◆ Request ◆
Each line of the material below that holds the word "immatriculation" needs to be copied.

┄┄┄┄┄┄┄┄┄┄

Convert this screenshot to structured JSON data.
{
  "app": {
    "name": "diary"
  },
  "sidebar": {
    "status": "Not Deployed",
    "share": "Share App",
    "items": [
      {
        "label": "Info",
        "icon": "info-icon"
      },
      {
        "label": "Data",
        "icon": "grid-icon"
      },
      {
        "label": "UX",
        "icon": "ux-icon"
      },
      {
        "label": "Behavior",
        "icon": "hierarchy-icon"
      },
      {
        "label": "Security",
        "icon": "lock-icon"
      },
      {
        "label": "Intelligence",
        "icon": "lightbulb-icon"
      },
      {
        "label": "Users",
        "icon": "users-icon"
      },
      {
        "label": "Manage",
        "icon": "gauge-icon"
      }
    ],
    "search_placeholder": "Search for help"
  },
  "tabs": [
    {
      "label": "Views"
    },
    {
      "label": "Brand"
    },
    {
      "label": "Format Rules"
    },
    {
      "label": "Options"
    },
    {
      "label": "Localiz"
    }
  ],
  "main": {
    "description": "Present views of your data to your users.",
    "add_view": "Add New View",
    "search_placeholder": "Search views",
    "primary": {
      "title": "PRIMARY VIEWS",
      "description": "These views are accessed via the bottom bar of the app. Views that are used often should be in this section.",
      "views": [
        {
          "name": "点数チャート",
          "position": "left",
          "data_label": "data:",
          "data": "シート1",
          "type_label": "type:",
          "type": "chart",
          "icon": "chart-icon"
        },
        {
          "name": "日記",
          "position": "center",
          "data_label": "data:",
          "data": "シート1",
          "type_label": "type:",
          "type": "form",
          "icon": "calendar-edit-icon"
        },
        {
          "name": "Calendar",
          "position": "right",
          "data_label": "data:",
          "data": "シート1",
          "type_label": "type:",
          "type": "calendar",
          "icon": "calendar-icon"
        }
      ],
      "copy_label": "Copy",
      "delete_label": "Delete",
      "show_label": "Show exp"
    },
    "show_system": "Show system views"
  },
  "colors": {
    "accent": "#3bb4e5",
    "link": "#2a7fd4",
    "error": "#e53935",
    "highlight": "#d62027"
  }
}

┄┄┄┄┄┄┄┄┄┄

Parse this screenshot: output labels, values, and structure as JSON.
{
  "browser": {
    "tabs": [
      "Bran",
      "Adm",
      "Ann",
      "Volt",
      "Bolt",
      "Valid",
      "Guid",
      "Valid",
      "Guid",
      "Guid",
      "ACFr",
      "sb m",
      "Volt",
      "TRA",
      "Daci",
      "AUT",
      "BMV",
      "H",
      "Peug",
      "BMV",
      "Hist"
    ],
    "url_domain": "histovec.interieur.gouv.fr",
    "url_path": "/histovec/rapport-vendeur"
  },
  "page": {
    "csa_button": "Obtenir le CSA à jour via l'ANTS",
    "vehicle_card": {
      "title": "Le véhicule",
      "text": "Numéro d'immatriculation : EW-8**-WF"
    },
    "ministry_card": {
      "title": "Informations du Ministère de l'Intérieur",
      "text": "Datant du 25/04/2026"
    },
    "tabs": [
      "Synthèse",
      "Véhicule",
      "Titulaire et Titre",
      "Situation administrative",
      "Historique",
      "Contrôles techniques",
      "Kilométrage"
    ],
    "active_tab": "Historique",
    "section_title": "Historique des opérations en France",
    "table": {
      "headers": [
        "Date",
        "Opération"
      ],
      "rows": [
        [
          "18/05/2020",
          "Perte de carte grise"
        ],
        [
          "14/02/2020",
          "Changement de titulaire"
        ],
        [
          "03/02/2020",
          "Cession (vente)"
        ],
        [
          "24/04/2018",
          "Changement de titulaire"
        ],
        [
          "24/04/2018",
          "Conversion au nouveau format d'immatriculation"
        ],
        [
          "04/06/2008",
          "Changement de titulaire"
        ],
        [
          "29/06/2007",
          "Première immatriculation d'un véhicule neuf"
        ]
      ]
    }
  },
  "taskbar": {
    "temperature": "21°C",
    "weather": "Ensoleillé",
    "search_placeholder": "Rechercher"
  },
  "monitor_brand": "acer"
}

┄┄┄┄┄┄┄┄┄┄

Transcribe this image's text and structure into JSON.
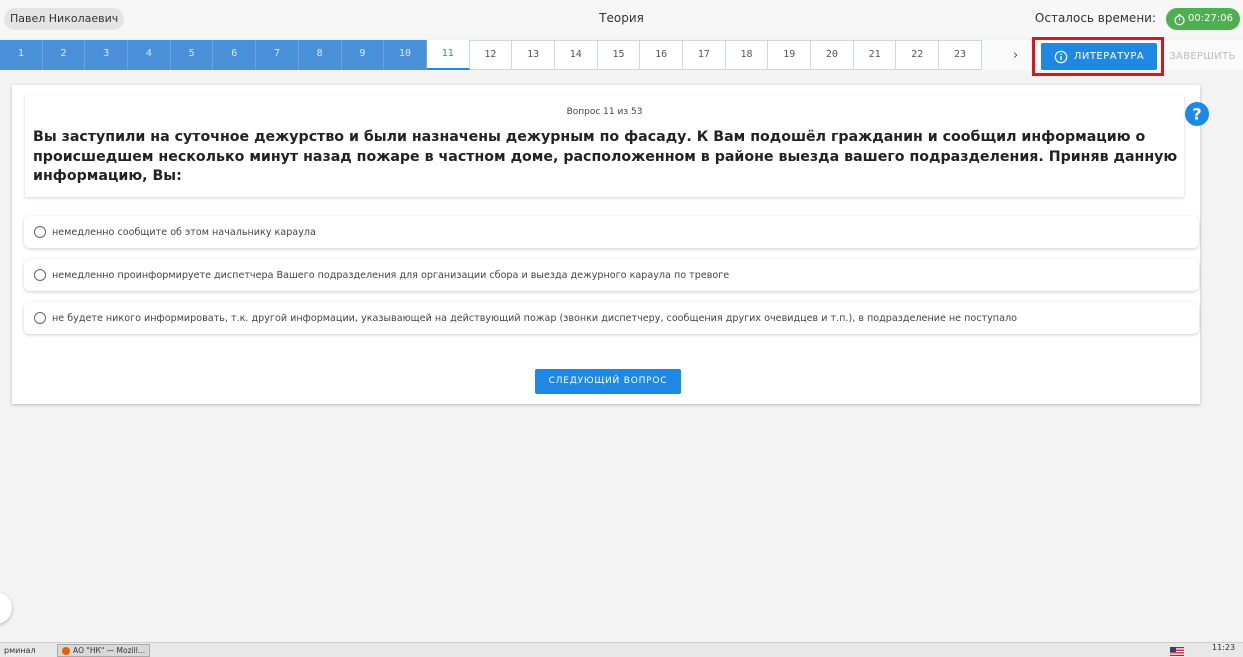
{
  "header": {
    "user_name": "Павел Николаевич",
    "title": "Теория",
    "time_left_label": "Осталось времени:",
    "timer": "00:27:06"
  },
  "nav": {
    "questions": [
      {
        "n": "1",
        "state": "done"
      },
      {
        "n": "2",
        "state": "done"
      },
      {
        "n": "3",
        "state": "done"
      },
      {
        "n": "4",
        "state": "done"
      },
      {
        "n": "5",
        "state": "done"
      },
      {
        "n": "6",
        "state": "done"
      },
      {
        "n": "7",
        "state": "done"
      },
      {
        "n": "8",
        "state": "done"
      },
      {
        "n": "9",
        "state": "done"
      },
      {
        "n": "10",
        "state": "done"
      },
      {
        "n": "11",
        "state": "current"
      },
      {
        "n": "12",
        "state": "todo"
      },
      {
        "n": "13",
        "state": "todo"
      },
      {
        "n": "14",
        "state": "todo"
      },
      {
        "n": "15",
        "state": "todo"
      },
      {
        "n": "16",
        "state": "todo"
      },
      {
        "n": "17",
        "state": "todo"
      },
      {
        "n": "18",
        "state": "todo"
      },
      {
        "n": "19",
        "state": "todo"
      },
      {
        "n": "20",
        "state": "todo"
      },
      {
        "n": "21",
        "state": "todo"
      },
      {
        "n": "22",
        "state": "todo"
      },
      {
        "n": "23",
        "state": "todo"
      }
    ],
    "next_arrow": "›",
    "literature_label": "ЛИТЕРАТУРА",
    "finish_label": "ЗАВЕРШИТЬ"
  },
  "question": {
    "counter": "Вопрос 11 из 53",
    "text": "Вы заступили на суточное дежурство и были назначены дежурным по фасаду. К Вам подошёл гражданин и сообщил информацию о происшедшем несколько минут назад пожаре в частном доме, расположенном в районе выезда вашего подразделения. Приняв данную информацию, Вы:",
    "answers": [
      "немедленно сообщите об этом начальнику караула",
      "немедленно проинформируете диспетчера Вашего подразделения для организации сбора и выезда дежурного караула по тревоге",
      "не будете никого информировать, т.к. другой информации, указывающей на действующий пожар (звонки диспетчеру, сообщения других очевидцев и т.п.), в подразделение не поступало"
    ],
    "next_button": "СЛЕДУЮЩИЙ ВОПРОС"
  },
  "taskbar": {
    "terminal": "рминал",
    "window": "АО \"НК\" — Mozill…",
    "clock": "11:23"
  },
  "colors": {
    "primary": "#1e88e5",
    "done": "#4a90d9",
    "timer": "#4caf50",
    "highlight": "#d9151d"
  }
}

┄┄┄┄┄┄┄┄┄┄

◆ Solution for this exercise ◆
      "text": "Numéro d'immatriculation : EW-8**-WF"
          "Conversion au nouveau format d'immatriculation"
          "Première immatriculation d'un véhicule neuf"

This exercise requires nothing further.